▸ **Do this**: Return every line of each row below as a JSON list of strings, one string per line, omitting blank lines.

▸ **Source records**:
====

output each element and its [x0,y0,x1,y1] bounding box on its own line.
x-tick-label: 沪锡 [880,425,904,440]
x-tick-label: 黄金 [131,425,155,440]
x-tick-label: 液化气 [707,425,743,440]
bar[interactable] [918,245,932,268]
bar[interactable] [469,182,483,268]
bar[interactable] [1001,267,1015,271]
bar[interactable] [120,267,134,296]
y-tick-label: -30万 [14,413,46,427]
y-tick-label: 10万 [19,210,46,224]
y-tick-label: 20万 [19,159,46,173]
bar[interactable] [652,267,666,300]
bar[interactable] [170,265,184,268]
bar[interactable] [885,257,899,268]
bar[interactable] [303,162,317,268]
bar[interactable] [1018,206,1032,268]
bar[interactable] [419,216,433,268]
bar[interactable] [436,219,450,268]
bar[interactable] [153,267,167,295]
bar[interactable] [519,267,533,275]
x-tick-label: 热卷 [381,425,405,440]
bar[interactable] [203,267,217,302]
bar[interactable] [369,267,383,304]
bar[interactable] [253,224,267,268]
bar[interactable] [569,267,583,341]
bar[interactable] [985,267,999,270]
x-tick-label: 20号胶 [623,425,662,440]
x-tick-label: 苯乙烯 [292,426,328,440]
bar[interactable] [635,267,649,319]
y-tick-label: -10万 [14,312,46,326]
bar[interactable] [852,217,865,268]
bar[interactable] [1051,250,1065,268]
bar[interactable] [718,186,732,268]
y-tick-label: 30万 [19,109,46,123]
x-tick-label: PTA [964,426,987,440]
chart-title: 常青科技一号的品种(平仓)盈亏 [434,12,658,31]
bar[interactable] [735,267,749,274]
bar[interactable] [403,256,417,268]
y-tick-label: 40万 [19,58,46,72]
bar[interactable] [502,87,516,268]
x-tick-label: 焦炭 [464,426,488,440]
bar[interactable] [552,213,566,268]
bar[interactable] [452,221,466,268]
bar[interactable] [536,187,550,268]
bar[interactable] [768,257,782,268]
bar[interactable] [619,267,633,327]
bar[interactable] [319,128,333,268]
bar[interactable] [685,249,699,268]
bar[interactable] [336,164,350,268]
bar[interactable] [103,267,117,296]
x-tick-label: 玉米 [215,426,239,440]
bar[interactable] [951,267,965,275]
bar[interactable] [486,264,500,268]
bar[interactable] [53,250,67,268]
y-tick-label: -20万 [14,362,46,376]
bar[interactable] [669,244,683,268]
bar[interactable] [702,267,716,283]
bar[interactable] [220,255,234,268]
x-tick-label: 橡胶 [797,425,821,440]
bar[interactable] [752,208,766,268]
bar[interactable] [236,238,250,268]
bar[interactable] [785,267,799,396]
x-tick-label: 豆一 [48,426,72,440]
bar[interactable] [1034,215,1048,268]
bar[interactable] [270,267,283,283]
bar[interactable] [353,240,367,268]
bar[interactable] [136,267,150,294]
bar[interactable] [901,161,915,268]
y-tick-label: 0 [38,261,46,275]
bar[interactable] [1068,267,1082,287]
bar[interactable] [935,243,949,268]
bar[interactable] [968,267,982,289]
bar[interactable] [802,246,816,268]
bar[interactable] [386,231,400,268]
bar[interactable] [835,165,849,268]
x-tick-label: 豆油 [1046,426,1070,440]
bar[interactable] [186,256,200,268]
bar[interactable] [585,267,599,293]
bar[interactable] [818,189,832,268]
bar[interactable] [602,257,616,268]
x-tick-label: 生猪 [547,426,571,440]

====

▸ **Result of this task**:
[
  "output each element and its [x0,y0,x1,y1] bounding box on its own line.",
  "x-tick-label: 沪锡 [880,425,904,440]",
  "x-tick-label: 黄金 [131,425,155,440]",
  "x-tick-label: 液化气 [707,425,743,440]",
  "bar[interactable] [918,245,932,268]",
  "bar[interactable] [469,182,483,268]",
  "bar[interactable] [1001,267,1015,271]",
  "bar[interactable] [120,267,134,296]",
  "y-tick-label: -30万 [14,413,46,427]",
  "y-tick-label: 10万 [19,210,46,224]",
  "y-tick-label: 20万 [19,159,46,173]",
  "bar[interactable] [652,267,666,300]",
  "bar[interactable] [170,265,184,268]",
  "bar[interactable] [885,257,899,268]",
  "bar[interactable] [303,162,317,268]",
  "bar[interactable] [1018,206,1032,268]",
  "bar[interactable] [419,216,433,268]",
  "bar[interactable] [436,219,450,268]",
  "bar[interactable] [153,267,167,295]",
  "bar[interactable] [519,267,533,275]",
  "x-tick-label: 热卷 [381,425,405,440]",
  "bar[interactable] [203,267,217,302]",
  "bar[interactable] [369,267,383,304]",
  "bar[interactable] [253,224,267,268]",
  "bar[interactable] [569,267,583,341]",
  "bar[interactable] [985,267,999,270]",
  "x-tick-label: 20号胶 [623,425,662,440]",
  "x-tick-label: 苯乙烯 [292,426,328,440]",
  "bar[interactable] [635,267,649,319]",
  "y-tick-label: -10万 [14,312,46,326]",
  "bar[interactable] [852,217,865,268]",
  "bar[interactable] [1051,250,1065,268]",
  "bar[interactable] [718,186,732,268]",
  "y-tick-label: 30万 [19,109,46,123]",
  "x-tick-label: PTA [964,426,987,440]",
  "chart-title: 常青科技一号的品种(平仓)盈亏 [434,12,658,31]",
  "bar[interactable] [735,267,749,274]",
  "bar[interactable] [403,256,417,268]",
  "y-tick-label: 40万 [19,58,46,72]",
  "bar[interactable] [502,87,516,268]",
  "x-tick-label: 焦炭 [464,426,488,440]",
  "bar[interactable] [552,213,566,268]",
  "bar[interactable] [452,221,466,268]",
  "bar[interactable] [536,187,550,268]",
  "bar[interactable] [768,257,782,268]",
  "bar[interactable] [619,267,633,327]",
  "bar[interactable] [319,128,333,268]",
  "bar[interactable] [685,249,699,268]",
  "bar[interactable] [336,164,350,268]",
  "bar[interactable] [103,267,117,296]",
  "x-tick-label: 玉米 [215,426,239,440]",
  "bar[interactable] [951,267,965,275]",
  "bar[interactable] [486,264,500,268]",
  "bar[interactable] [53,250,67,268]",
  "y-tick-label: -20万 [14,362,46,376]",
  "bar[interactable] [669,244,683,268]",
  "bar[interactable] [702,267,716,283]",
  "bar[interactable] [220,255,234,268]",
  "x-tick-label: 橡胶 [797,425,821,440]",
  "bar[interactable] [752,208,766,268]",
  "bar[interactable] [236,238,250,268]",
  "bar[interactable] [785,267,799,396]",
  "x-tick-label: 豆一 [48,426,72,440]",
  "bar[interactable] [1034,215,1048,268]",
  "bar[interactable] [270,267,283,283]",
  "bar[interactable] [353,240,367,268]",
  "bar[interactable] [136,267,150,294]",
  "bar[interactable] [901,161,915,268]",
  "y-tick-label: 0 [38,261,46,275]",
  "bar[interactable] [1068,267,1082,287]",
  "bar[interactable] [935,243,949,268]",
  "bar[interactable] [968,267,982,289]",
  "bar[interactable] [802,246,816,268]",
  "bar[interactable] [386,231,400,268]",
  "bar[interactable] [835,165,849,268]",
  "x-tick-label: 豆油 [1046,426,1070,440]",
  "bar[interactable] [186,256,200,268]",
  "bar[interactable] [585,267,599,293]",
  "bar[interactable] [818,189,832,268]",
  "bar[interactable] [602,257,616,268]",
  "x-tick-label: 生猪 [547,426,571,440]"
]